*** Document

What Harvard is good at is defense. Tommy Amaker has them guarding really well, ranking #67 on KenPom in adjusted defensive efficiency. Their core component is ending your possession after one try, ranking #17 in defensive rebounding rate. What makes that exceptionally deadly for them is that they’re also pretty good at forcing you into lousy shots, allowing an effective field goal percentage of just 49%, which is a top 80 number. They’ll make you miss, and when you do, it’s almost always going the other direction. That’s a deadly combo, and it more than makes up for their lack of forcing turnovers and letting teams get to the line way too often.
Of course, the obvious solution to that is just don’t miss. That’s where Marquette’s distinct advantage comes in. See, one of the things that Harvard is willing to do as a defense is let you shoot threes. They’re allowing teams to take 40% of their shots from behind the arc this season, and that’s just over the line into the bottom third of the country. As you may have noticed this season, Marquette likes taking a bajillion threes per game. 45% of MU’s shots are long range shots, and only two teams — William & Mary and Purdue — have made a higher percentage of their launches.
- Marquette’s incredibly suspect defense is tasked with stopping an offense that’s slow and largely ineffective, and.....

******

Stated problem 1: Print the records from their first line through the line containing "1502, 975, 1520]", including both ends.
The records that follow are unrelated to the text above.

*** Data excerpts

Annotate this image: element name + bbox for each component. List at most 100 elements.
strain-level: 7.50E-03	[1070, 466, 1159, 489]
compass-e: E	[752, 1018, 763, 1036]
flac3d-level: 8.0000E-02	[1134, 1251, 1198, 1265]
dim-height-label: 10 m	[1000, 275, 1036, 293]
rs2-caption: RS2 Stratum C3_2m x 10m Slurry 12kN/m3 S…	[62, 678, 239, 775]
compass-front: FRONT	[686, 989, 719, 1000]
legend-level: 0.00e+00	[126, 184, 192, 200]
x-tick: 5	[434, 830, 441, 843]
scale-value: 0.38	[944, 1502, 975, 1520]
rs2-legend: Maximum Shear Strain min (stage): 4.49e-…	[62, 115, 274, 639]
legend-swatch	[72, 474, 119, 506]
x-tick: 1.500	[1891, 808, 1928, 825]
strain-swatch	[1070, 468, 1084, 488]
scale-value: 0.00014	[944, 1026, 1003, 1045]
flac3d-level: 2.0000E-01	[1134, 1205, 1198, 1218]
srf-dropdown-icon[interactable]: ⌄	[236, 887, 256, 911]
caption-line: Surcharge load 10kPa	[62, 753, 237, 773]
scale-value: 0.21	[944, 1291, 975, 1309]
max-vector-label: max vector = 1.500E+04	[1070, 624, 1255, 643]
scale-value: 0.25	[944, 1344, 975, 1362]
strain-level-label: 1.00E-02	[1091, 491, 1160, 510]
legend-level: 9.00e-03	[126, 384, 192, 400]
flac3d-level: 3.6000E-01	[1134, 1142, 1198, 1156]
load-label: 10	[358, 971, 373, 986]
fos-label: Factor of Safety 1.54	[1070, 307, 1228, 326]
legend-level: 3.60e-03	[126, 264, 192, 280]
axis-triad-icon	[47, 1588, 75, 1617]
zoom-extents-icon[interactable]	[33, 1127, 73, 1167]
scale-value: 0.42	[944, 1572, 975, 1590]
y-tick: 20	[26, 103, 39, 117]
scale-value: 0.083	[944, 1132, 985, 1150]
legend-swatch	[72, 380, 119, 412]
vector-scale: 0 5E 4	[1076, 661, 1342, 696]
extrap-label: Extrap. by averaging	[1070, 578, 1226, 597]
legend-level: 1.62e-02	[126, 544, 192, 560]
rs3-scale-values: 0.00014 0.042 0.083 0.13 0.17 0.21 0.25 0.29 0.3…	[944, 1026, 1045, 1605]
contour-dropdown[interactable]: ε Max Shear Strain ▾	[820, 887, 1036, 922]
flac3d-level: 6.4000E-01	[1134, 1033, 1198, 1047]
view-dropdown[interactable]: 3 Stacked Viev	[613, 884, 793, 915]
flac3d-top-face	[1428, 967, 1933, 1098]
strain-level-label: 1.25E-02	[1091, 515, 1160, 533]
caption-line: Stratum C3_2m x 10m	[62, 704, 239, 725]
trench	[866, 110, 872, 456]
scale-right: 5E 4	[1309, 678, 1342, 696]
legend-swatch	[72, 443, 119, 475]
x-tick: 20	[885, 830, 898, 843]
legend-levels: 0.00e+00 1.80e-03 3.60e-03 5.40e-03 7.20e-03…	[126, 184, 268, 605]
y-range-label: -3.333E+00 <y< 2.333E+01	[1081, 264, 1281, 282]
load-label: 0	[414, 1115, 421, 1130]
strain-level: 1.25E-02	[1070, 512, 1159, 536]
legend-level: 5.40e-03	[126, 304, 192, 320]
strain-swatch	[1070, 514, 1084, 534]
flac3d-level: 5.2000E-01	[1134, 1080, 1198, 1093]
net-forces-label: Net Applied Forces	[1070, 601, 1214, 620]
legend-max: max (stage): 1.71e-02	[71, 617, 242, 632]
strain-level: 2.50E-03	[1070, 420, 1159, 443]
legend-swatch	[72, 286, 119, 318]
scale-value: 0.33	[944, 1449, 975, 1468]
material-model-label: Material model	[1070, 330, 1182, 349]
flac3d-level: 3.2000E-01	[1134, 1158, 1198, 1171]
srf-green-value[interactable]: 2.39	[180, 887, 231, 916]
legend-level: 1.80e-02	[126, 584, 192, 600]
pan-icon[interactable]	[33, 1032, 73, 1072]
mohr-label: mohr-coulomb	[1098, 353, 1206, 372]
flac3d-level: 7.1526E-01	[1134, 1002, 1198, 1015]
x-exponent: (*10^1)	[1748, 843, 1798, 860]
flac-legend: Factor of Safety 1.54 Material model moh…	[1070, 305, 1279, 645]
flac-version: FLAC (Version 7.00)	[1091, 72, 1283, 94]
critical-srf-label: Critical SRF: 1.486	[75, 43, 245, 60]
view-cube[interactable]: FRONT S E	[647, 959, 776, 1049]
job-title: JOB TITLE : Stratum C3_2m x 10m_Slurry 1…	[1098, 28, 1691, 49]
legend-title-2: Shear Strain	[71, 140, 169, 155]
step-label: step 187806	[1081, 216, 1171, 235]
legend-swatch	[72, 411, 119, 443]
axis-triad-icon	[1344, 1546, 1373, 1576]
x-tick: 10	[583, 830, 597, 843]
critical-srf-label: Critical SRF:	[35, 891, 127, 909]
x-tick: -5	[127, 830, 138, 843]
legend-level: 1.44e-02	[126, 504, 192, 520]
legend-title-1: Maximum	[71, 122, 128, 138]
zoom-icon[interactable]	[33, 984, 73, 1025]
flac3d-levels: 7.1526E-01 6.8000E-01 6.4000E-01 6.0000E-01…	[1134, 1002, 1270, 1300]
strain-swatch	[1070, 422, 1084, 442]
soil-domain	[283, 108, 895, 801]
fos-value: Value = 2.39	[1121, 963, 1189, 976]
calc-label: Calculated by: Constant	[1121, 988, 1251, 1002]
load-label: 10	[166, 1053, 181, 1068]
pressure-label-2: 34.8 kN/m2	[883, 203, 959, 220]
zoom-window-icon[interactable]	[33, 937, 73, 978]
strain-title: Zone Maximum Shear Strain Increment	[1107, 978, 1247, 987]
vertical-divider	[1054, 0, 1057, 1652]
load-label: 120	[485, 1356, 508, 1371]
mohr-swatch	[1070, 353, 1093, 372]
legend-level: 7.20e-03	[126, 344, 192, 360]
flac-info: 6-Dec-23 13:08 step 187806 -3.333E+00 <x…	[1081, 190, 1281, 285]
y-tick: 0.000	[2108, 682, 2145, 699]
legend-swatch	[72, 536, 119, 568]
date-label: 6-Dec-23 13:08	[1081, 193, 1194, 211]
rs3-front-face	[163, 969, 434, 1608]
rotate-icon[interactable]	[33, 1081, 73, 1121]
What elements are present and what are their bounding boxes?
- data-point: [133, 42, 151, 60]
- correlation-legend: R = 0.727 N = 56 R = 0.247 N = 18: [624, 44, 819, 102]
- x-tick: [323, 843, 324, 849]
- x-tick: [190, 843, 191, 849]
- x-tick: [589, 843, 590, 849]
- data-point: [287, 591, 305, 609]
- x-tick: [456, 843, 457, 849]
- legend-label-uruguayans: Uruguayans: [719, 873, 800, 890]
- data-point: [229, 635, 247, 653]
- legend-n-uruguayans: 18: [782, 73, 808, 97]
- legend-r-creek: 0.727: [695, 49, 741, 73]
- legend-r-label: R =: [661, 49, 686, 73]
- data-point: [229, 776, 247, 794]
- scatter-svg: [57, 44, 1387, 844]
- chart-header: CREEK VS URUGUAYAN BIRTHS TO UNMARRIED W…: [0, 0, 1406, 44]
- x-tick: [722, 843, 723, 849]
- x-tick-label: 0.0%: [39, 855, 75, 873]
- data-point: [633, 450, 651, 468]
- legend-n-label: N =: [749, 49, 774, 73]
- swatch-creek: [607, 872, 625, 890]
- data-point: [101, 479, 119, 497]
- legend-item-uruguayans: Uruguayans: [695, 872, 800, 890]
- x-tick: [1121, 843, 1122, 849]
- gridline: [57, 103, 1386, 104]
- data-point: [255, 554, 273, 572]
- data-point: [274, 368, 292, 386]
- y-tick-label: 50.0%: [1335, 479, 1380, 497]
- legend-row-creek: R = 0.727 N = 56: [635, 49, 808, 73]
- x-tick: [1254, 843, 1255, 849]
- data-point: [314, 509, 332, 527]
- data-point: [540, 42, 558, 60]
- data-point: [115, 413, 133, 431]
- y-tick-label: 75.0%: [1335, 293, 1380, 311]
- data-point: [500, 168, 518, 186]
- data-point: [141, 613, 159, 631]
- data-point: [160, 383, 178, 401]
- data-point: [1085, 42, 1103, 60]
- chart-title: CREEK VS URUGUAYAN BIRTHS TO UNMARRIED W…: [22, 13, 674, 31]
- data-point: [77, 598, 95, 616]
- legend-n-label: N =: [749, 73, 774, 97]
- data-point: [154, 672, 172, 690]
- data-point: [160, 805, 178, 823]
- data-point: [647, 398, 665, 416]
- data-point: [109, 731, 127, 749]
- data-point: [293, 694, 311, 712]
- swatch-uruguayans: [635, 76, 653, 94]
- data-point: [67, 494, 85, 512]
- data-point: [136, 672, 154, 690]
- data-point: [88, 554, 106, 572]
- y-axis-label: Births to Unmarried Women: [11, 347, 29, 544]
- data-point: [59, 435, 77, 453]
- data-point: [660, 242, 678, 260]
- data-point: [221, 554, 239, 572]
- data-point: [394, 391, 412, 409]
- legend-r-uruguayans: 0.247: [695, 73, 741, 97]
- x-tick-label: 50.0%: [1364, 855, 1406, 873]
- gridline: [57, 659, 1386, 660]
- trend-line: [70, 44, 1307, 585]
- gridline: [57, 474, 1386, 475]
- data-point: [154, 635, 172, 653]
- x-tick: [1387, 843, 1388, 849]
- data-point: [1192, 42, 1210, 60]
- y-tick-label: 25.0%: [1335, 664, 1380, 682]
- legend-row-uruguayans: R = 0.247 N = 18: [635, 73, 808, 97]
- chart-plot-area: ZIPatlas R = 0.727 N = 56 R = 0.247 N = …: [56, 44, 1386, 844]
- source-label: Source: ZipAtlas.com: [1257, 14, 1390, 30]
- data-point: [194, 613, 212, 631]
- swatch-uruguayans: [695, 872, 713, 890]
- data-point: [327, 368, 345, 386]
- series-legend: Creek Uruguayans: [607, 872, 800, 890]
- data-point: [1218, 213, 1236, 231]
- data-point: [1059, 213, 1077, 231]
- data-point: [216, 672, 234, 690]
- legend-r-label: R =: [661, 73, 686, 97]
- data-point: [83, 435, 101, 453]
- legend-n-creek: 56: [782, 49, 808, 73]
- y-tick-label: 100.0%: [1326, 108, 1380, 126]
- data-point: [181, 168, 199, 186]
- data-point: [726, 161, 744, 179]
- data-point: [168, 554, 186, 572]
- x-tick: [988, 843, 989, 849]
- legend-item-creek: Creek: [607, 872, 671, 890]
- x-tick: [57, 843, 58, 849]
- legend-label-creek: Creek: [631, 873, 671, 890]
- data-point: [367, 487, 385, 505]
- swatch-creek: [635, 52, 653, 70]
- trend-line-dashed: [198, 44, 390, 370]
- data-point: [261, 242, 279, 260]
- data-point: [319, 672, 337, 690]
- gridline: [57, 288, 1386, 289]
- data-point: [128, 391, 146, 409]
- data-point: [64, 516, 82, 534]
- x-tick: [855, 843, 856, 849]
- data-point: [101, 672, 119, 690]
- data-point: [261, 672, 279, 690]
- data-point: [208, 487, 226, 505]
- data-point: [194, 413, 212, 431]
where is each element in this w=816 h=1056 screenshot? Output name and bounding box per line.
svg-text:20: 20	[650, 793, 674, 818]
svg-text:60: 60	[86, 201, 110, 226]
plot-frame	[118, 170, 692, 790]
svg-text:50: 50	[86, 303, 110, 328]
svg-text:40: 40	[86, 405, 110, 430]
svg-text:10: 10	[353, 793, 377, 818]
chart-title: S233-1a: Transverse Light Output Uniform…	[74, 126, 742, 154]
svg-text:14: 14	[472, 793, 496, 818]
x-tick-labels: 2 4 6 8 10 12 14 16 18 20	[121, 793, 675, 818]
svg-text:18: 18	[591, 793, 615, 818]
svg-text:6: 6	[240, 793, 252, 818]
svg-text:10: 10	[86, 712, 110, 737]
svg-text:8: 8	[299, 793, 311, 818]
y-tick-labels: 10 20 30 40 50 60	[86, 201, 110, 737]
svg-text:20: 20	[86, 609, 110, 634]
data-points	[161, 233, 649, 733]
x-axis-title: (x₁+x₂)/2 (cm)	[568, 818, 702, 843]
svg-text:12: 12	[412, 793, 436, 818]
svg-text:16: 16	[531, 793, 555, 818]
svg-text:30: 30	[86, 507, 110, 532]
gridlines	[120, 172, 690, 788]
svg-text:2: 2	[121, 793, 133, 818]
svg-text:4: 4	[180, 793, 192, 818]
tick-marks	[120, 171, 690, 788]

******

Stated problem 2: In the basketball preview, what rank does Harvard hold on KenPom in adjusted defensive efficiency?

Task answer 1:
Annotate this image: element name + bbox for each component. List at most 100 elements.
strain-level: 7.50E-03	[1070, 466, 1159, 489]
compass-e: E	[752, 1018, 763, 1036]
flac3d-level: 8.0000E-02	[1134, 1251, 1198, 1265]
dim-height-label: 10 m	[1000, 275, 1036, 293]
rs2-caption: RS2 Stratum C3_2m x 10m Slurry 12kN/m3 S…	[62, 678, 239, 775]
compass-front: FRONT	[686, 989, 719, 1000]
legend-level: 0.00e+00	[126, 184, 192, 200]
x-tick: 5	[434, 830, 441, 843]
scale-value: 0.38	[944, 1502, 975, 1520]

Task answer 2: #67